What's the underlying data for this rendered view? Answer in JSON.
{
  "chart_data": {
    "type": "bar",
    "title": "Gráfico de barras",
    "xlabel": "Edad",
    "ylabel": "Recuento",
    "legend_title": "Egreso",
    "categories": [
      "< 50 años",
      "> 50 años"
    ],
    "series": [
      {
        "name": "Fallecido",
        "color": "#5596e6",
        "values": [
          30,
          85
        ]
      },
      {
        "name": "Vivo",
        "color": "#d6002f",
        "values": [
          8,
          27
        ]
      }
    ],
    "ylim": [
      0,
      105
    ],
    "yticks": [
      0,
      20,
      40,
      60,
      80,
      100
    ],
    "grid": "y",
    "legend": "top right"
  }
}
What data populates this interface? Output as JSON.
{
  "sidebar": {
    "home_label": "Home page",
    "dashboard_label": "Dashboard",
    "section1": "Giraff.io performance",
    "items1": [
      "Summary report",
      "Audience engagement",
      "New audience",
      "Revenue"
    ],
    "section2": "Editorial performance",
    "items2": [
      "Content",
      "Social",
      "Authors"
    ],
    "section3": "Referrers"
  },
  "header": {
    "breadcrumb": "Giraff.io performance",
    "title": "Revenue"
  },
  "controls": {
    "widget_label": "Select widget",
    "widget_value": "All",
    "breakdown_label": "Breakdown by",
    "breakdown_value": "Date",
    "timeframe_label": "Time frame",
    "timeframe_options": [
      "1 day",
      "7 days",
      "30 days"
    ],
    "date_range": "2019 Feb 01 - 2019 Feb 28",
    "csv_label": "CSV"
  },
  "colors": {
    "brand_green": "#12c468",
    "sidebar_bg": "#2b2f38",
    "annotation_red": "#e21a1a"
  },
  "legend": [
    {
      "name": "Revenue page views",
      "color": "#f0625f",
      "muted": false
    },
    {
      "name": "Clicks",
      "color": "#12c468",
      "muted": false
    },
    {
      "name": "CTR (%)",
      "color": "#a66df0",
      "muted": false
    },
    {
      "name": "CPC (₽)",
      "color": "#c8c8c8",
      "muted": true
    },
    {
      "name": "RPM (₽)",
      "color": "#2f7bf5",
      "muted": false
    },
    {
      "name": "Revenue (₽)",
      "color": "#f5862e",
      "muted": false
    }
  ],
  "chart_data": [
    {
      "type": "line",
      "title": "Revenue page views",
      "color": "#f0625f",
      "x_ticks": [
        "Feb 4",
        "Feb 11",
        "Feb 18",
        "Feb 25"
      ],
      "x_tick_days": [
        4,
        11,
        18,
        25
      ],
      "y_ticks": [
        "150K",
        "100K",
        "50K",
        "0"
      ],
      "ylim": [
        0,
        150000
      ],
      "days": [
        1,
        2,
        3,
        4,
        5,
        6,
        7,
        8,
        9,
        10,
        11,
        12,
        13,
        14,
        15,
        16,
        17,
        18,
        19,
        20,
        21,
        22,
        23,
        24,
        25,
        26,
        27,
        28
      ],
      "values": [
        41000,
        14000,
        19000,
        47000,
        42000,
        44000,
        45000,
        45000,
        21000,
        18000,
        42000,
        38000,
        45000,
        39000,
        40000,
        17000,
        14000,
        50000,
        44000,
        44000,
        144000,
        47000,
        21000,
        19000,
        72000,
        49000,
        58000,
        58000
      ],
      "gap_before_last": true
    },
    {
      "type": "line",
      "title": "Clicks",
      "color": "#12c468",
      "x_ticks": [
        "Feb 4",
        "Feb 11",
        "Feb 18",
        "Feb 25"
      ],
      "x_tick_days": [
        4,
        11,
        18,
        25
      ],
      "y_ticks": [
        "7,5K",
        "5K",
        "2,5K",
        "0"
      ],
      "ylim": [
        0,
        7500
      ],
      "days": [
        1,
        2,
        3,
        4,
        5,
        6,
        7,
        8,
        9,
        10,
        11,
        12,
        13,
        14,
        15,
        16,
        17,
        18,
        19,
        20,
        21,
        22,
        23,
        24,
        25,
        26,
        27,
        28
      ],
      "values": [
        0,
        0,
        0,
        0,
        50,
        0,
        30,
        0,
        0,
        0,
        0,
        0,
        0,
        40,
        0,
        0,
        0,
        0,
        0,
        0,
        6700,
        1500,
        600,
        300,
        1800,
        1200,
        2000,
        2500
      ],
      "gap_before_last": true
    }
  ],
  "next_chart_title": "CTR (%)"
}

■ ■ ■ ■ ■

## Requirement
Looking at the data above, show all lines where the word "views" occurs.

## Response below
      "name": "Revenue page views",
      "title": "Revenue page views",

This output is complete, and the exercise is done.